The same indefiniteness and difference between property inventoried in September 1926 and property covered by the balance sheet of June 30, 1923, or March 15, 1924, is also fatal to the petitioner's contention that, assuming no reorganization and no substituted basis, the respondent erred in failing to include in petitioner's invested capital $1,500,000*77 as the fair market value of the assets acquired by the petitioner from the old corporation. The date of the deed to the petitioner appears as September 29, 1926. The inventory of September 17, 1926, contains no values but is a mere list of the properties. Any attempt to arrive at values must, therefore, depend upon the balance sheet. No other attempt was made to prove the $1,500,000 fair market value. The proof is sufficient, in our view, to make even a prima facie showing of the value of the property actually transferred to the petitioner. We hold that proof of fair market value is not shown.
These conclusions make it unnecessary to consider the arguments briefed by the parties as to whether or not various cases involving reorganizations and "inheriting" of bases here apply. Section 718 (d) and its reference to section 760 of the Internal Revenue Code, as cited by the petitioner, do not, in our view, alter these considerations.
The petition alleges error on the part of the respondent in failing, in determining allowable depreciation of the assets which petitioner acquired from West Virginia Metal Products Corporation, to find that petitioner's basis for*78 depreciation was the adjusted cost basis to that corporation; also in failing to find that petitioner's basis was the fair market value, and in excess of $1,500,000. Not only does it follow from the conclusions to which we have above come that the petitioner has failed to show the error alleged, as to depreciation, but examination of the deficiency notice shows that allowable depreciation was reduced in certain amounts only because the estimated life of property was increased, as to 1942, and as to 1943 and 1944 allowed depreciation was reduced without explanation of the reason therefor, so that as to those years the record does not indicate the error assigned. The petitioner does not discuss the depreciation matter upon brief.
We conclude and hold that the petitioner has not shown error on the part of the respondent as to the excess profits tax for 1944 or depreciation, but because of the situation and stipulation, as to the years 1942 and 1943.
Decision will be entered under Rule 50.

§ **Supplied material**:

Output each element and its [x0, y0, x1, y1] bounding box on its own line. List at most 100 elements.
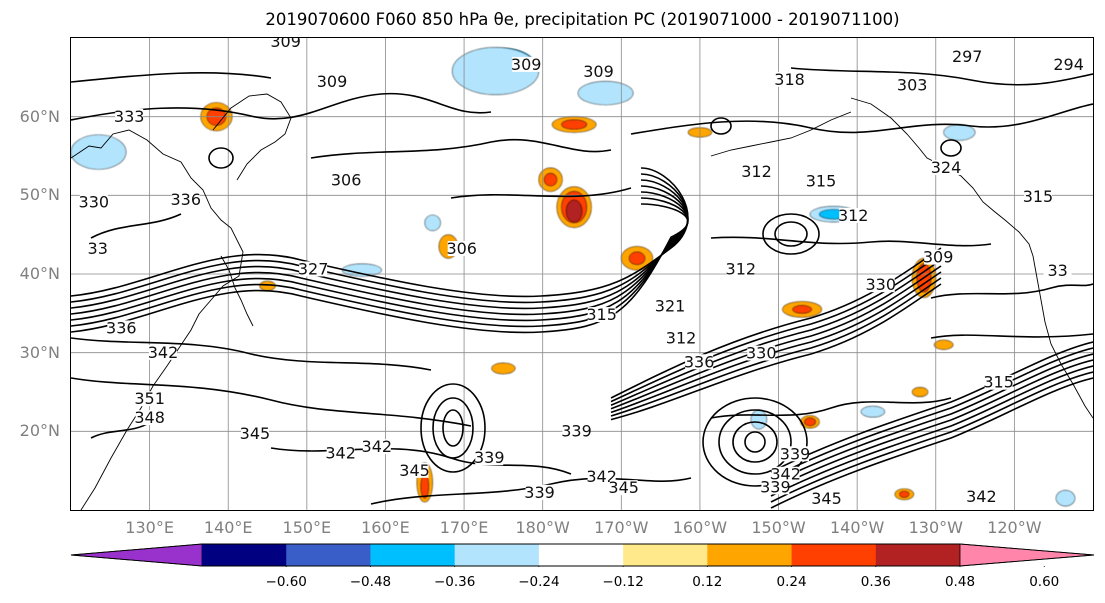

§ **Exercise directions**: List every date in the excerpt on invested capital and depreciation that gives a month, a day and a year.

§ **Solution**:
- June 30, 1923
- March 15, 1924
- September 29, 1926
- September 17, 1926